**Task goal**
Leave out the pictures and copy everything else below exactly.

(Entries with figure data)
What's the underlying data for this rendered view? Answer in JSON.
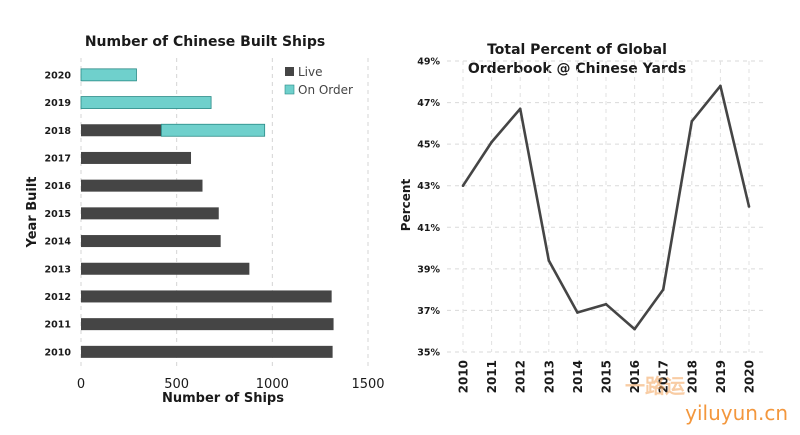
{
  "chart_data": [
    {
      "type": "bar",
      "orientation": "horizontal",
      "stacked": true,
      "title": "Number of Chinese Built Ships",
      "xlabel": "Number of Ships",
      "ylabel": "Year Built",
      "categories": [
        "2020",
        "2019",
        "2018",
        "2017",
        "2016",
        "2015",
        "2014",
        "2013",
        "2012",
        "2011",
        "2010"
      ],
      "series": [
        {
          "name": "Live",
          "color": "#454545",
          "values": [
            0,
            0,
            420,
            575,
            635,
            720,
            730,
            880,
            1310,
            1320,
            1315
          ]
        },
        {
          "name": "On Order",
          "color": "#6fd0cc",
          "values": [
            290,
            680,
            540,
            0,
            0,
            0,
            0,
            0,
            0,
            0,
            0
          ]
        }
      ],
      "xlim": [
        0,
        1500
      ],
      "xticks": [
        "0",
        "500",
        "1000",
        "1500"
      ],
      "grid": "vertical dashed",
      "legend_position": "top-right"
    },
    {
      "type": "line",
      "title": [
        "Total Percent of Global",
        "Orderbook @ Chinese Yards"
      ],
      "xlabel": "",
      "ylabel": "Percent",
      "x": [
        "2010",
        "2011",
        "2012",
        "2013",
        "2014",
        "2015",
        "2016",
        "2017",
        "2018",
        "2019",
        "2020"
      ],
      "series": [
        {
          "color": "#454545",
          "values": [
            43.0,
            45.1,
            46.7,
            39.4,
            36.9,
            37.3,
            36.1,
            38.0,
            46.1,
            47.8,
            42.0
          ]
        }
      ],
      "ylim": [
        35,
        49
      ],
      "yticks": [
        "35%",
        "37%",
        "39%",
        "41%",
        "43%",
        "45%",
        "47%",
        "49%"
      ],
      "grid": "dashed",
      "legend_position": "none"
    }
  ],
  "watermark": {
    "glyphs": "一路运",
    "text": "yiluyun.cn"
  }
}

**Answer for this exercise**
What's the underlying data for this rendered view? Answer in JSON.
{
  "chart_data": [
    {
      "type": "bar",
      "orientation": "horizontal",
      "stacked": true,
      "title": "Number of Chinese Built Ships",
      "xlabel": "Number of Ships",
      "ylabel": "Year Built",
      "categories": [
        "2020",
        "2019",
        "2018",
        "2017",
        "2016",
        "2015",
        "2014",
        "2013",
        "2012",
        "2011",
        "2010"
      ],
      "series": [
        {
          "name": "Live",
          "color": "#454545",
          "values": [
            0,
            0,
            420,
            575,
            635,
            720,
            730,
            880,
            1310,
            1320,
            1315
          ]
        },
        {
          "name": "On Order",
          "color": "#6fd0cc",
          "values": [
            290,
            680,
            540,
            0,
            0,
            0,
            0,
            0,
            0,
            0,
            0
          ]
        }
      ],
      "xlim": [
        0,
        1500
      ],
      "xticks": [
        "0",
        "500",
        "1000",
        "1500"
      ],
      "grid": "vertical dashed",
      "legend_position": "top-right"
    },
    {
      "type": "line",
      "title": [
        "Total Percent of Global",
        "Orderbook @ Chinese Yards"
      ],
      "xlabel": "",
      "ylabel": "Percent",
      "x": [
        "2010",
        "2011",
        "2012",
        "2013",
        "2014",
        "2015",
        "2016",
        "2017",
        "2018",
        "2019",
        "2020"
      ],
      "series": [
        {
          "color": "#454545",
          "values": [
            43.0,
            45.1,
            46.7,
            39.4,
            36.9,
            37.3,
            36.1,
            38.0,
            46.1,
            47.8,
            42.0
          ]
        }
      ],
      "ylim": [
        35,
        49
      ],
      "yticks": [
        "35%",
        "37%",
        "39%",
        "41%",
        "43%",
        "45%",
        "47%",
        "49%"
      ],
      "grid": "dashed",
      "legend_position": "none"
    }
  ],
  "watermark": {
    "glyphs": "一路运",
    "text": "yiluyun.cn"
  }
}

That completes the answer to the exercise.